● DESCRIPTION OF THE TASK: Every record must be repeated exactly, with no omission.

----- DATA FOR THIS EXERCISE -----

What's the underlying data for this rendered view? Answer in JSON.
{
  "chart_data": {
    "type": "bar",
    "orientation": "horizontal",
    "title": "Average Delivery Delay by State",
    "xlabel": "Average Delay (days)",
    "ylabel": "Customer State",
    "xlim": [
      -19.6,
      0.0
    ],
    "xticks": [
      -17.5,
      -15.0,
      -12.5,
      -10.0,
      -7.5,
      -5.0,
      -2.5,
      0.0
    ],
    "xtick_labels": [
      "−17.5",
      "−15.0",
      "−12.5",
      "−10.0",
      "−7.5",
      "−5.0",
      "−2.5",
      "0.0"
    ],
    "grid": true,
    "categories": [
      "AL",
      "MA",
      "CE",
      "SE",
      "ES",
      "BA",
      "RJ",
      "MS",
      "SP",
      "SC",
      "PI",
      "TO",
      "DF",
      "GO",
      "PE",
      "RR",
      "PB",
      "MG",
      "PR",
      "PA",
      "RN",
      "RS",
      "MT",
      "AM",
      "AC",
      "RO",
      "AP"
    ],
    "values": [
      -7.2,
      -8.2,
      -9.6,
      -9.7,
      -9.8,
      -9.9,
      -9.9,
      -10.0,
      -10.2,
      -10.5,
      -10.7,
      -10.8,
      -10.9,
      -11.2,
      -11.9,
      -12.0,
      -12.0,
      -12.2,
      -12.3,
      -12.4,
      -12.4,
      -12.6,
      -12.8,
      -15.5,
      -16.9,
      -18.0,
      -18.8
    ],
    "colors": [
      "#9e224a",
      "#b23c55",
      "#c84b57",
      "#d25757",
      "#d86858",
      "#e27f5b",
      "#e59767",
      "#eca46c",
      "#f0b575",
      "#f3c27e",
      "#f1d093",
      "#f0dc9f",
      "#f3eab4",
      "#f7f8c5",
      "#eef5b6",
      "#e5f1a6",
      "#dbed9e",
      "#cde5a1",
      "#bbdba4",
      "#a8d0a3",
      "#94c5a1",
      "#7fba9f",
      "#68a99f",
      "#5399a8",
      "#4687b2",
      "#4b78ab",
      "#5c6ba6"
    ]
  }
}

-----

● SOLUTION TO THIS TASK:
What's the underlying data for this rendered view? Answer in JSON.
{
  "chart_data": {
    "type": "bar",
    "orientation": "horizontal",
    "title": "Average Delivery Delay by State",
    "xlabel": "Average Delay (days)",
    "ylabel": "Customer State",
    "xlim": [
      -19.6,
      0.0
    ],
    "xticks": [
      -17.5,
      -15.0,
      -12.5,
      -10.0,
      -7.5,
      -5.0,
      -2.5,
      0.0
    ],
    "xtick_labels": [
      "−17.5",
      "−15.0",
      "−12.5",
      "−10.0",
      "−7.5",
      "−5.0",
      "−2.5",
      "0.0"
    ],
    "grid": true,
    "categories": [
      "AL",
      "MA",
      "CE",
      "SE",
      "ES",
      "BA",
      "RJ",
      "MS",
      "SP",
      "SC",
      "PI",
      "TO",
      "DF",
      "GO",
      "PE",
      "RR",
      "PB",
      "MG",
      "PR",
      "PA",
      "RN",
      "RS",
      "MT",
      "AM",
      "AC",
      "RO",
      "AP"
    ],
    "values": [
      -7.2,
      -8.2,
      -9.6,
      -9.7,
      -9.8,
      -9.9,
      -9.9,
      -10.0,
      -10.2,
      -10.5,
      -10.7,
      -10.8,
      -10.9,
      -11.2,
      -11.9,
      -12.0,
      -12.0,
      -12.2,
      -12.3,
      -12.4,
      -12.4,
      -12.6,
      -12.8,
      -15.5,
      -16.9,
      -18.0,
      -18.8
    ],
    "colors": [
      "#9e224a",
      "#b23c55",
      "#c84b57",
      "#d25757",
      "#d86858",
      "#e27f5b",
      "#e59767",
      "#eca46c",
      "#f0b575",
      "#f3c27e",
      "#f1d093",
      "#f0dc9f",
      "#f3eab4",
      "#f7f8c5",
      "#eef5b6",
      "#e5f1a6",
      "#dbed9e",
      "#cde5a1",
      "#bbdba4",
      "#a8d0a3",
      "#94c5a1",
      "#7fba9f",
      "#68a99f",
      "#5399a8",
      "#4687b2",
      "#4b78ab",
      "#5c6ba6"
    ]
  }
}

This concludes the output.